• _STATED TASK_:
Copy each line of the records that holds the string "color".

• _DATA EXTRACT_:
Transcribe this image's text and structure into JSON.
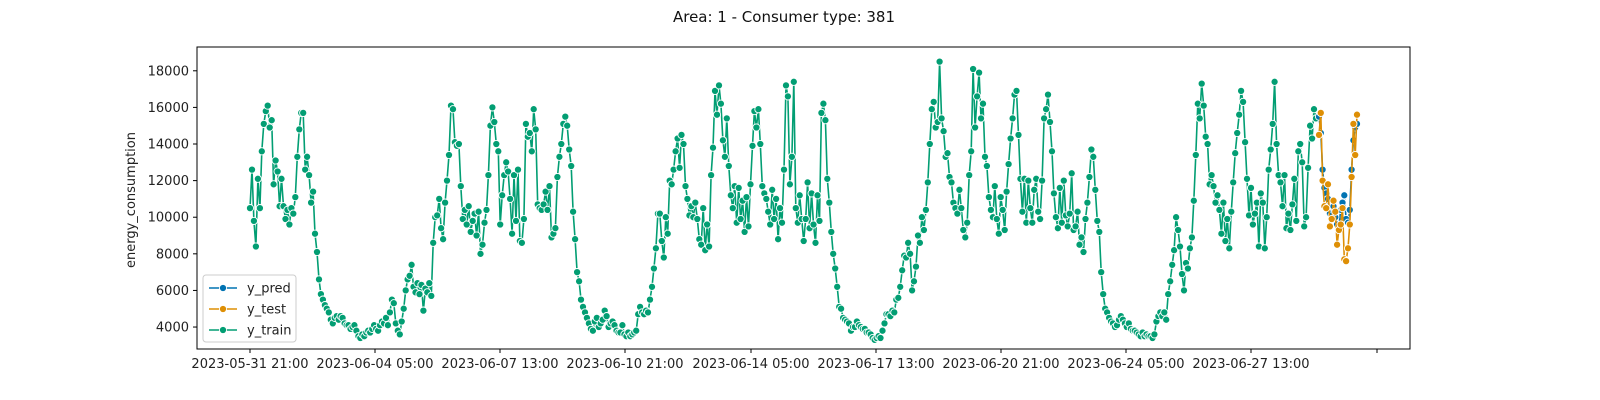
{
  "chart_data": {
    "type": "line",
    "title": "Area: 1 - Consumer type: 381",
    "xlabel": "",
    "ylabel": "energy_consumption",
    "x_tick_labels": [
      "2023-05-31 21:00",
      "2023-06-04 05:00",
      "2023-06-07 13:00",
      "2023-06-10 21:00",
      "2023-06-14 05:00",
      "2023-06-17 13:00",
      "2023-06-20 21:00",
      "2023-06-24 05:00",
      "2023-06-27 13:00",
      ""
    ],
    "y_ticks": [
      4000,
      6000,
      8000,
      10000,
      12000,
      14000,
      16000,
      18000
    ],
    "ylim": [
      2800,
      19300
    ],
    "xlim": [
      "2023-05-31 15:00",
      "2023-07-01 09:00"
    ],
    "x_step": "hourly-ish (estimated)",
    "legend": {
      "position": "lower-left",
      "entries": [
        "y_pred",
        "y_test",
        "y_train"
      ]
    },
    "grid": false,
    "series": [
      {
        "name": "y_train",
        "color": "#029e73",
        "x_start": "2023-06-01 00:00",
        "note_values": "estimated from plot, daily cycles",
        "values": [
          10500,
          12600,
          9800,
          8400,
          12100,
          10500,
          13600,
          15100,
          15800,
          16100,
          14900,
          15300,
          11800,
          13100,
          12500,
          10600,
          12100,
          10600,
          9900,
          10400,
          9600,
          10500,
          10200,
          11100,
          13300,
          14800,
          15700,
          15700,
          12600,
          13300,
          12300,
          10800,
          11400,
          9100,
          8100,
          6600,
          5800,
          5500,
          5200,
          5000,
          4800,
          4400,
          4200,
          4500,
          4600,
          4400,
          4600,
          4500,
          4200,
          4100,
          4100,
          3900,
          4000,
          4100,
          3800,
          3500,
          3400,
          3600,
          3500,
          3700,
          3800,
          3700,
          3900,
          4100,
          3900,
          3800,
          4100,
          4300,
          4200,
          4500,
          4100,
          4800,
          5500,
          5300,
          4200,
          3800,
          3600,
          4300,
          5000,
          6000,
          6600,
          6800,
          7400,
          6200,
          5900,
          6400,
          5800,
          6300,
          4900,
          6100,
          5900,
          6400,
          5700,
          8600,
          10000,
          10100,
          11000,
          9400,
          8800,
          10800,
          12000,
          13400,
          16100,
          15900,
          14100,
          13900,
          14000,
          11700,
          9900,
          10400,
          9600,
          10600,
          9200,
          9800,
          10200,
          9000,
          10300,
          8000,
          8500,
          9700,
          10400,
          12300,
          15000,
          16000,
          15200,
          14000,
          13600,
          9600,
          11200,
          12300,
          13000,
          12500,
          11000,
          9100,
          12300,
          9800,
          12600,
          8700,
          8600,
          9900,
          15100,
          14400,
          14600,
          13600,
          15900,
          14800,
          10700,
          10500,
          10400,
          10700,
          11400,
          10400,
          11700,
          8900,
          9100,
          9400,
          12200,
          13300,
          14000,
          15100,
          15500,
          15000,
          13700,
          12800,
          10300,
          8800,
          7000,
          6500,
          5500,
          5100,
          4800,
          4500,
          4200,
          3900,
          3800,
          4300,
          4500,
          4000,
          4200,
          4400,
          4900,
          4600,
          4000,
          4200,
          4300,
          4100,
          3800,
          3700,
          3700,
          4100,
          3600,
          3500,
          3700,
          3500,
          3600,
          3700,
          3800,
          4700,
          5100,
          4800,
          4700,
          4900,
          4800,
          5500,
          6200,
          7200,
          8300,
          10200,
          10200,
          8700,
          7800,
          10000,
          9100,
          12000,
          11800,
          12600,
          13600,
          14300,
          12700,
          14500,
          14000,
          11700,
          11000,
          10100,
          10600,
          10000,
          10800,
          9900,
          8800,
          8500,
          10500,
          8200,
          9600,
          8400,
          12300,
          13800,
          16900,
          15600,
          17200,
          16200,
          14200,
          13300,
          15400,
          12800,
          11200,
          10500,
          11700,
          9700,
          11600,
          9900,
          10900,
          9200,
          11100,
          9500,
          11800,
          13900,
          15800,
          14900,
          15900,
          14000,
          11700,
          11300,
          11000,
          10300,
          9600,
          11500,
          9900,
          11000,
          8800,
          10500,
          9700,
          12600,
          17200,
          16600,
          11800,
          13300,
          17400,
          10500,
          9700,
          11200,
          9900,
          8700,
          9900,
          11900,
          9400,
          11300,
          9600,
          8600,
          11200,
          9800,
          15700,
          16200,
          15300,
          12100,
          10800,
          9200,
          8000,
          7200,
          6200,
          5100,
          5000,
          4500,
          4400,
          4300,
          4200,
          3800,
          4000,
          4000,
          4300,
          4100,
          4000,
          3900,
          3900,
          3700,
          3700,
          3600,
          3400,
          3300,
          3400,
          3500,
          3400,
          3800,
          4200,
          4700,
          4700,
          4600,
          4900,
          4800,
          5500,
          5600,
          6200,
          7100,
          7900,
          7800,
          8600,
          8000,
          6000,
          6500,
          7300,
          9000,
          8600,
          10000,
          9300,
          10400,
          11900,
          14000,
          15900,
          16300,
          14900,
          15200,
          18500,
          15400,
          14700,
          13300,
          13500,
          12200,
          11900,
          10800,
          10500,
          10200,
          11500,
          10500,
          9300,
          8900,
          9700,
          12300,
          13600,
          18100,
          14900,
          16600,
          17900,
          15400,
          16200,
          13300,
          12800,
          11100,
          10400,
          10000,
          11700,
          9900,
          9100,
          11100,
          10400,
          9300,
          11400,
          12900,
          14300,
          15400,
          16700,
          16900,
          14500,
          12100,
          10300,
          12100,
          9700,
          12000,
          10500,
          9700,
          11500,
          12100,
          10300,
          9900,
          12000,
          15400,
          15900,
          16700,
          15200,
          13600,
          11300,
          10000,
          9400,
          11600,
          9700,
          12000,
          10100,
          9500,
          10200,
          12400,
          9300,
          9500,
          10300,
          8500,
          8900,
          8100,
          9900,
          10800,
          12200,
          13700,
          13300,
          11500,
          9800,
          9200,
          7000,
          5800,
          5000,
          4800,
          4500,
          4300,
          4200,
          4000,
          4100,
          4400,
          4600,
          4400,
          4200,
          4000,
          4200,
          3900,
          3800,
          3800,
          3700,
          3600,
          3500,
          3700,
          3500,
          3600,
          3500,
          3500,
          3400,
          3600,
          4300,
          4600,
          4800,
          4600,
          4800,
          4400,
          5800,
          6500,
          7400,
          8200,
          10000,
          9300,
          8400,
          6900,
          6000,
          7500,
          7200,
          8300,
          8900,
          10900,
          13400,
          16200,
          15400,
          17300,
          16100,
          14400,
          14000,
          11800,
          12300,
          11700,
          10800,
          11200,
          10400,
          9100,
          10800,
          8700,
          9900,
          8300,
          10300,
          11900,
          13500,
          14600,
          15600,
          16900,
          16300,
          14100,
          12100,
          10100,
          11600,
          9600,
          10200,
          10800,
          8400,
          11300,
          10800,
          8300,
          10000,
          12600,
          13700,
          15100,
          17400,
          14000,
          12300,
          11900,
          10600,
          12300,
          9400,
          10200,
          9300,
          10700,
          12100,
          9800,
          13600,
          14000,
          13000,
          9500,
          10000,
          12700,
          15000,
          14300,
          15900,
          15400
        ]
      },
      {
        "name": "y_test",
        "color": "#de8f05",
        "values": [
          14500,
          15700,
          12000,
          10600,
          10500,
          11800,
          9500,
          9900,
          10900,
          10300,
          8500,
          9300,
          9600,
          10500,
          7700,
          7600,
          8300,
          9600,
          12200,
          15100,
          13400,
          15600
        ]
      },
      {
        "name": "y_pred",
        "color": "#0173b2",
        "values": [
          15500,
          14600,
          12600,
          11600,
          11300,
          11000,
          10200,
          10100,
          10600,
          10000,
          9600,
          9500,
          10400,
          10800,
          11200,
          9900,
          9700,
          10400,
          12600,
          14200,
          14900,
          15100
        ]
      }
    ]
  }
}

• _ANSWER TO THIS EXERCISE_:
        "color": "#029e73",
        "color": "#de8f05",
        "color": "#0173b2",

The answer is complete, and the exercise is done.